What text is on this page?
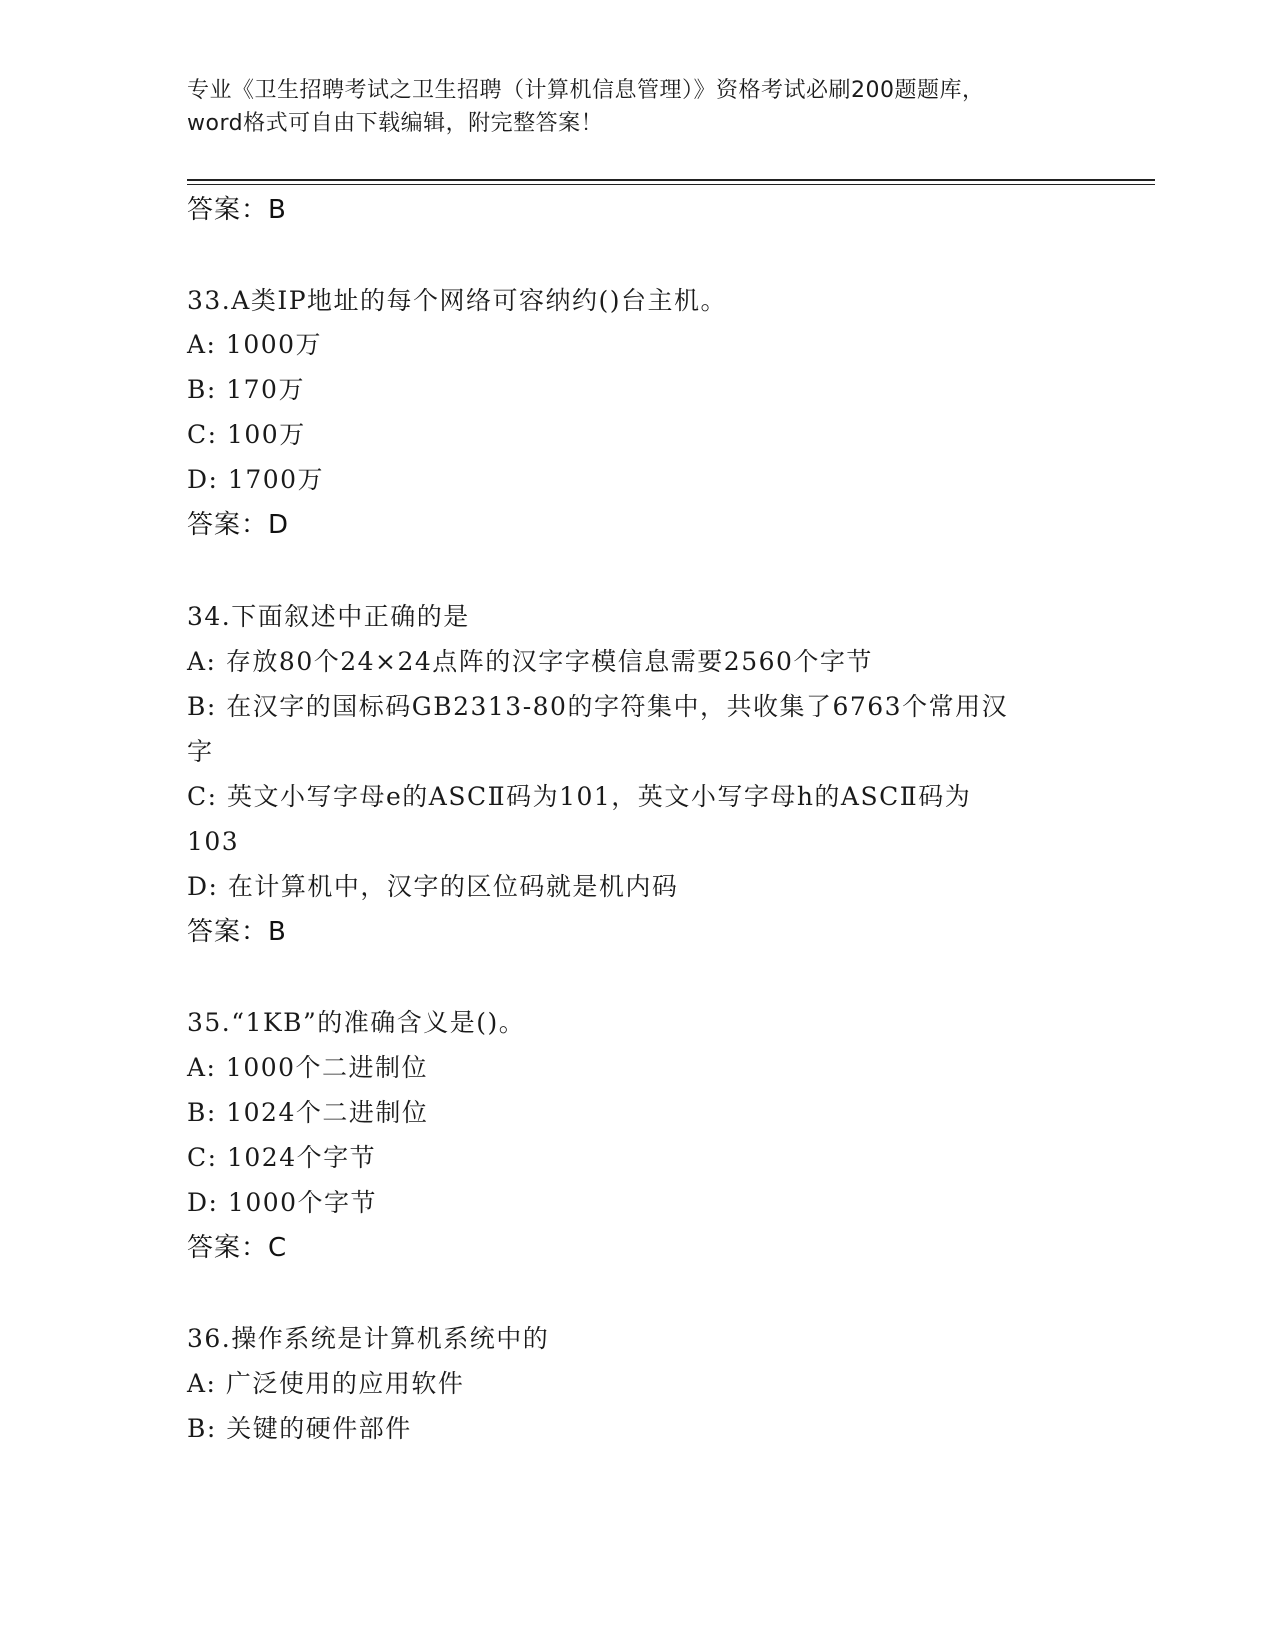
专业《卫生招聘考试之卫生招聘（计算机信息管理）》资格考试必刷200题题库，
word格式可自由下载编辑，附完整答案！
答案：B
33.A类IP地址的每个网络可容纳约()台主机。
A: 1000万
B: 170万
C: 100万
D: 1700万
答案：D
34.下面叙述中正确的是
A: 存放80个24×24点阵的汉字字模信息需要2560个字节
B: 在汉字的国标码GB2313-80的字符集中，共收集了6763个常用汉
字
C: 英文小写字母e的ASCⅡ码为101，英文小写字母h的ASCⅡ码为
103
D: 在计算机中，汉字的区位码就是机内码
答案：B
35.“1KB”的准确含义是()。
A: 1000个二进制位
B: 1024个二进制位
C: 1024个字节
D: 1000个字节
答案：C
36.操作系统是计算机系统中的
A: 广泛使用的应用软件
B: 关键的硬件部件
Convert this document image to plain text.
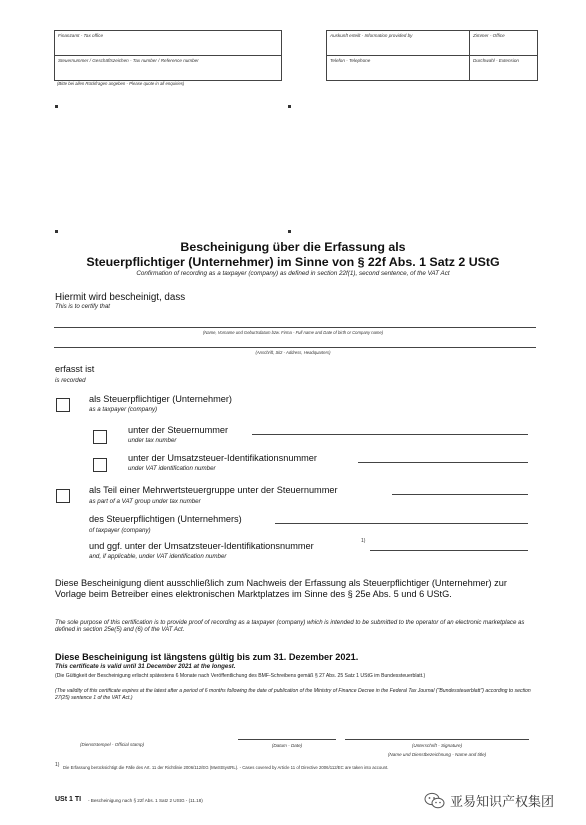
Finanzamt - Tax office
Steuernummer / Geschäftszeichen - Tax number / Reference number
(Bitte bei allen Rückfragen angeben - Please quote in all enquiries)
Auskunft erteilt - Information provided by	Zimmer - Office
Telefon - Telephone	Durchwahl - Extension
Bescheinigung über die Erfassung als
Steuerpflichtiger (Unternehmer) im Sinne von § 22f Abs. 1 Satz 2 UStG
Confirmation of recording as a taxpayer (company) as defined in section 22f(1), second sentence, of the VAT Act
Hiermit wird bescheinigt, dass
This is to certify that
(Name, Vorname und Geburtsdatum bzw. Firma - Full name and Date of birth or Company name)
(Anschrift, Sitz - Address, Headquarters)
erfasst ist
is recorded
als Steuerpflichtiger (Unternehmer)
as a taxpayer (company)
unter der Steuernummer
under tax number
unter der Umsatzsteuer-Identifikationsnummer
under VAT identification number
als Teil einer Mehrwertsteuergruppe unter der Steuernummer
as part of a VAT group under tax number
des Steuerpflichtigen (Unternehmers)
of taxpayer (company)
und ggf. unter der Umsatzsteuer-Identifikationsnummer	1)
and, if applicable, under VAT identification number
Diese Bescheinigung dient ausschließlich zum Nachweis der Erfassung als Steuerpflichtiger (Unternehmer) zur Vorlage beim Betreiber eines elektronischen Marktplatzes im Sinne des § 25e Abs. 5 und 6 UStG.
The sole purpose of this certification is to provide proof of recording as a taxpayer (company) which is intended to be submitted to the operator of an electronic marketplace as defined in section 25e(5) and (6) of the VAT Act.
Diese Bescheinigung ist längstens gültig bis zum 31. Dezember 2021.
This certificate is valid until 31 December 2021 at the longest.
(Die Gültigkeit der Bescheinigung erlischt spätestens 6 Monate nach Veröffentlichung des BMF-Schreibens gemäß § 27 Abs. 25 Satz 1 UStG im Bundessteuerblatt.)
(The validity of this certificate expires at the latest after a period of 6 months following the date of publication of the Ministry of Finance Decree in the Federal Tax Journal ("Bundessteuerblatt") according to section 27(25) sentence 1 of the VAT Act.)
(Dienststempel - Official stamp)	(Datum - Date)	(Unterschrift - Signature)
(Name und Dienstbezeichnung - Name and title)
1) Die Erfassung berücksichtigt die Fälle des Art. 11 der Richtlinie 2006/112/EG (MwStSystRL). - Cases covered by Article 11 of Directive 2006/112/EC are taken into account.
USt 1 TI - Bescheinigung nach § 22f Abs. 1 Satz 2 UStG - (11.18)	亚易知识产权集团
————————
Prompt :: Transcribe the material exactly, keeping every word and none of the pictures.

Correct result ::
What text is on this page?
专业《卫生招聘考试之卫生招聘（计算机信息管理）》资格考试必刷200题题库，
word格式可自由下载编辑，附完整答案！
答案：B
33.A类IP地址的每个网络可容纳约()台主机。
A: 1000万
B: 170万
C: 100万
D: 1700万
答案：D
34.下面叙述中正确的是
A: 存放80个24×24点阵的汉字字模信息需要2560个字节
B: 在汉字的国标码GB2313-80的字符集中，共收集了6763个常用汉
字
C: 英文小写字母e的ASCⅡ码为101，英文小写字母h的ASCⅡ码为
103
D: 在计算机中，汉字的区位码就是机内码
答案：B
35.“1KB”的准确含义是()。
A: 1000个二进制位
B: 1024个二进制位
C: 1024个字节
D: 1000个字节
答案：C
36.操作系统是计算机系统中的
A: 广泛使用的应用软件
B: 关键的硬件部件
Convert this document image to plain text.
Finanzamt - Tax office
Steuernummer / Geschäftszeichen - Tax number / Reference number
(Bitte bei allen Rückfragen angeben - Please quote in all enquiries)
Auskunft erteilt - Information provided by	Zimmer - Office
Telefon - Telephone	Durchwahl - Extension
Bescheinigung über die Erfassung als
Steuerpflichtiger (Unternehmer) im Sinne von § 22f Abs. 1 Satz 2 UStG
Confirmation of recording as a taxpayer (company) as defined in section 22f(1), second sentence, of the VAT Act
Hiermit wird bescheinigt, dass
This is to certify that
(Name, Vorname und Geburtsdatum bzw. Firma - Full name and Date of birth or Company name)
(Anschrift, Sitz - Address, Headquarters)
erfasst ist
is recorded
als Steuerpflichtiger (Unternehmer)
as a taxpayer (company)
unter der Steuernummer
under tax number
unter der Umsatzsteuer-Identifikationsnummer
under VAT identification number
als Teil einer Mehrwertsteuergruppe unter der Steuernummer
as part of a VAT group under tax number
des Steuerpflichtigen (Unternehmers)
of taxpayer (company)
und ggf. unter der Umsatzsteuer-Identifikationsnummer	1)
and, if applicable, under VAT identification number
Diese Bescheinigung dient ausschließlich zum Nachweis der Erfassung als Steuerpflichtiger (Unternehmer) zur Vorlage beim Betreiber eines elektronischen Marktplatzes im Sinne des § 25e Abs. 5 und 6 UStG.
The sole purpose of this certification is to provide proof of recording as a taxpayer (company) which is intended to be submitted to the operator of an electronic marketplace as defined in section 25e(5) and (6) of the VAT Act.
Diese Bescheinigung ist längstens gültig bis zum 31. Dezember 2021.
This certificate is valid until 31 December 2021 at the longest.
(Die Gültigkeit der Bescheinigung erlischt spätestens 6 Monate nach Veröffentlichung des BMF-Schreibens gemäß § 27 Abs. 25 Satz 1 UStG im Bundessteuerblatt.)
(The validity of this certificate expires at the latest after a period of 6 months following the date of publication of the Ministry of Finance Decree in the Federal Tax Journal ("Bundessteuerblatt") according to section 27(25) sentence 1 of the VAT Act.)
(Dienststempel - Official stamp)	(Datum - Date)	(Unterschrift - Signature)
(Name und Dienstbezeichnung - Name and title)
1) Die Erfassung berücksichtigt die Fälle des Art. 11 der Richtlinie 2006/112/EG (MwStSystRL). - Cases covered by Article 11 of Directive 2006/112/EC are taken into account.
USt 1 TI - Bescheinigung nach § 22f Abs. 1 Satz 2 UStG - (11.18)	亚易知识产权集团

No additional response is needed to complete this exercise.